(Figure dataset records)
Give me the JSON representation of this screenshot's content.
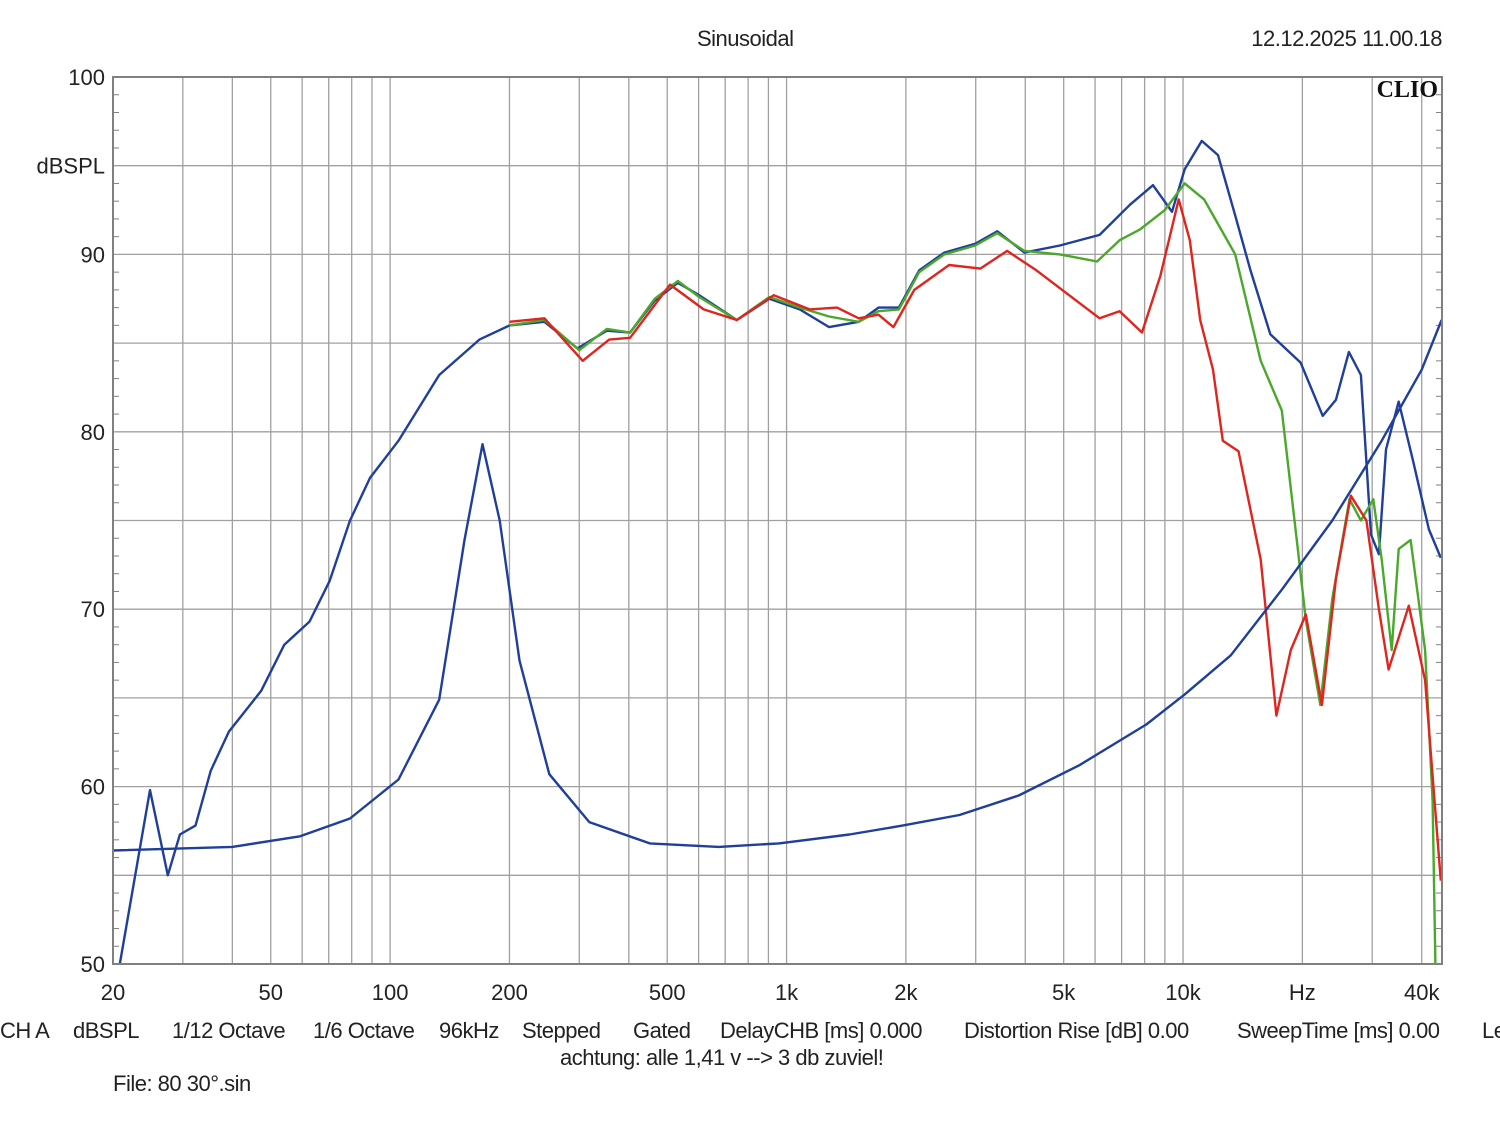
{
  "header": {
    "title": "Sinusoidal",
    "timestamp": "12.12.2025 11.00.18",
    "logo": "CLIO"
  },
  "footer": {
    "items": [
      "CH A",
      "dBSPL",
      "1/12 Octave",
      "1/6 Octave",
      "96kHz",
      "Stepped",
      "Gated",
      "DelayCHB [ms] 0.000",
      "Distortion Rise [dB] 0.00",
      "SweepTime [ms] 0.00",
      "Le"
    ],
    "note": "achtung: alle 1,41 v --> 3 db zuviel!",
    "file": "File: 80 30°.sin"
  },
  "chart_data": {
    "type": "line",
    "title": "Sinusoidal",
    "xlabel": "Hz",
    "ylabel": "dBSPL",
    "xscale": "log",
    "xlim": [
      20,
      45000
    ],
    "ylim": [
      50,
      100
    ],
    "grid": true,
    "x_ticks": [
      {
        "v": 20,
        "label": "20"
      },
      {
        "v": 50,
        "label": "50"
      },
      {
        "v": 100,
        "label": "100"
      },
      {
        "v": 200,
        "label": "200"
      },
      {
        "v": 500,
        "label": "500"
      },
      {
        "v": 1000,
        "label": "1k"
      },
      {
        "v": 2000,
        "label": "2k"
      },
      {
        "v": 5000,
        "label": "5k"
      },
      {
        "v": 10000,
        "label": "10k"
      },
      {
        "v": 20000,
        "label": "Hz"
      },
      {
        "v": 40000,
        "label": "40k"
      }
    ],
    "y_ticks": [
      {
        "v": 100,
        "label": "100"
      },
      {
        "v": 95,
        "label": "dBSPL"
      },
      {
        "v": 90,
        "label": "90"
      },
      {
        "v": 80,
        "label": "80"
      },
      {
        "v": 70,
        "label": "70"
      },
      {
        "v": 60,
        "label": "60"
      },
      {
        "v": 50,
        "label": "50"
      }
    ],
    "colors": {
      "grid": "#a0a0a0",
      "frame": "#808080"
    },
    "series": [
      {
        "name": "response-blue",
        "color": "#1f3f9a",
        "points": [
          [
            20.8,
            50
          ],
          [
            24.8,
            59.8
          ],
          [
            27.5,
            55
          ],
          [
            29.5,
            57.3
          ],
          [
            32.3,
            57.8
          ],
          [
            35.3,
            60.9
          ],
          [
            39.2,
            63.1
          ],
          [
            47.3,
            65.4
          ],
          [
            54.1,
            68
          ],
          [
            62.6,
            69.3
          ],
          [
            70.4,
            71.6
          ],
          [
            79.2,
            75
          ],
          [
            89,
            77.4
          ],
          [
            105,
            79.5
          ],
          [
            133,
            83.2
          ],
          [
            168,
            85.2
          ],
          [
            200,
            86
          ],
          [
            245,
            86.2
          ],
          [
            297,
            84.7
          ],
          [
            352,
            85.7
          ],
          [
            403,
            85.6
          ],
          [
            465,
            87.4
          ],
          [
            532,
            88.4
          ],
          [
            602,
            87.7
          ],
          [
            749,
            86.3
          ],
          [
            905,
            87.5
          ],
          [
            1079,
            86.9
          ],
          [
            1280,
            85.9
          ],
          [
            1520,
            86.2
          ],
          [
            1706,
            87
          ],
          [
            1920,
            87
          ],
          [
            2160,
            89.1
          ],
          [
            2500,
            90.1
          ],
          [
            2990,
            90.6
          ],
          [
            3400,
            91.3
          ],
          [
            3980,
            90.1
          ],
          [
            4890,
            90.5
          ],
          [
            6160,
            91.1
          ],
          [
            7350,
            92.8
          ],
          [
            8400,
            93.9
          ],
          [
            9380,
            92.4
          ],
          [
            10100,
            94.8
          ],
          [
            11150,
            96.4
          ],
          [
            12250,
            95.6
          ],
          [
            13540,
            92.2
          ],
          [
            14800,
            89.1
          ],
          [
            16600,
            85.5
          ],
          [
            19800,
            83.9
          ],
          [
            22500,
            80.9
          ],
          [
            24300,
            81.8
          ],
          [
            26200,
            84.5
          ],
          [
            28100,
            83.2
          ],
          [
            29800,
            74.2
          ],
          [
            31200,
            73.1
          ],
          [
            32500,
            79
          ],
          [
            35000,
            81.7
          ],
          [
            38000,
            78.4
          ],
          [
            41700,
            74.5
          ],
          [
            44700,
            72.9
          ]
        ]
      },
      {
        "name": "response-green",
        "color": "#4aa82a",
        "points": [
          [
            200,
            86
          ],
          [
            245,
            86.3
          ],
          [
            300,
            84.6
          ],
          [
            352,
            85.8
          ],
          [
            403,
            85.6
          ],
          [
            465,
            87.5
          ],
          [
            532,
            88.5
          ],
          [
            602,
            87.6
          ],
          [
            749,
            86.3
          ],
          [
            905,
            87.6
          ],
          [
            1079,
            87
          ],
          [
            1280,
            86.5
          ],
          [
            1520,
            86.2
          ],
          [
            1706,
            86.8
          ],
          [
            1920,
            86.9
          ],
          [
            2160,
            89
          ],
          [
            2500,
            90
          ],
          [
            2990,
            90.5
          ],
          [
            3400,
            91.2
          ],
          [
            3980,
            90.2
          ],
          [
            4890,
            90
          ],
          [
            6070,
            89.6
          ],
          [
            6920,
            90.8
          ],
          [
            7780,
            91.4
          ],
          [
            9000,
            92.5
          ],
          [
            10100,
            94
          ],
          [
            11300,
            93.1
          ],
          [
            13540,
            90
          ],
          [
            15700,
            84
          ],
          [
            17750,
            81.2
          ],
          [
            19500,
            73.3
          ],
          [
            20400,
            69.4
          ],
          [
            22200,
            64.6
          ],
          [
            23800,
            70.6
          ],
          [
            26300,
            76.2
          ],
          [
            28100,
            75
          ],
          [
            30200,
            76.2
          ],
          [
            31700,
            72.8
          ],
          [
            33600,
            67.7
          ],
          [
            35000,
            73.4
          ],
          [
            37500,
            73.9
          ],
          [
            40800,
            67.7
          ],
          [
            42600,
            59.2
          ],
          [
            43300,
            50
          ]
        ]
      },
      {
        "name": "response-red",
        "color": "#e0241e",
        "points": [
          [
            200,
            86.2
          ],
          [
            245,
            86.4
          ],
          [
            306,
            84
          ],
          [
            357,
            85.2
          ],
          [
            403,
            85.3
          ],
          [
            508,
            88.3
          ],
          [
            618,
            86.9
          ],
          [
            749,
            86.3
          ],
          [
            928,
            87.7
          ],
          [
            1144,
            86.9
          ],
          [
            1340,
            87
          ],
          [
            1520,
            86.4
          ],
          [
            1706,
            86.6
          ],
          [
            1860,
            85.9
          ],
          [
            2100,
            88
          ],
          [
            2570,
            89.4
          ],
          [
            3080,
            89.2
          ],
          [
            3600,
            90.2
          ],
          [
            4270,
            89.1
          ],
          [
            5160,
            87.7
          ],
          [
            6160,
            86.4
          ],
          [
            6920,
            86.8
          ],
          [
            7880,
            85.6
          ],
          [
            8770,
            88.8
          ],
          [
            9750,
            93.1
          ],
          [
            10400,
            90.8
          ],
          [
            11050,
            86.3
          ],
          [
            11900,
            83.5
          ],
          [
            12600,
            79.5
          ],
          [
            13800,
            78.9
          ],
          [
            15700,
            72.8
          ],
          [
            17200,
            64
          ],
          [
            18700,
            67.7
          ],
          [
            20400,
            69.7
          ],
          [
            22400,
            64.6
          ],
          [
            24300,
            71.7
          ],
          [
            26500,
            76.4
          ],
          [
            29000,
            75
          ],
          [
            31200,
            70
          ],
          [
            33000,
            66.6
          ],
          [
            37100,
            70.2
          ],
          [
            40800,
            66
          ],
          [
            44700,
            54.7
          ]
        ]
      },
      {
        "name": "impedance-blue",
        "color": "#1f3f9a",
        "points": [
          [
            20,
            56.4
          ],
          [
            40,
            56.6
          ],
          [
            59.3,
            57.2
          ],
          [
            79.2,
            58.2
          ],
          [
            105,
            60.4
          ],
          [
            133,
            64.9
          ],
          [
            154,
            73.9
          ],
          [
            171,
            79.3
          ],
          [
            189,
            75
          ],
          [
            212,
            67.1
          ],
          [
            252,
            60.7
          ],
          [
            318,
            58
          ],
          [
            452,
            56.8
          ],
          [
            675,
            56.6
          ],
          [
            956,
            56.8
          ],
          [
            1440,
            57.3
          ],
          [
            1960,
            57.8
          ],
          [
            2730,
            58.4
          ],
          [
            3850,
            59.5
          ],
          [
            5470,
            61.2
          ],
          [
            8080,
            63.5
          ],
          [
            10100,
            65.2
          ],
          [
            13200,
            67.4
          ],
          [
            17750,
            71.1
          ],
          [
            23800,
            75
          ],
          [
            31700,
            79.5
          ],
          [
            40000,
            83.5
          ],
          [
            44900,
            86.3
          ]
        ]
      }
    ]
  }
}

» **WHAT TO PRODUCE**:
Examine the entries and report how many of their lines contain the string "blue", giving no more than the number.

» **ANSWER FOR THIS EXERCISE**:
2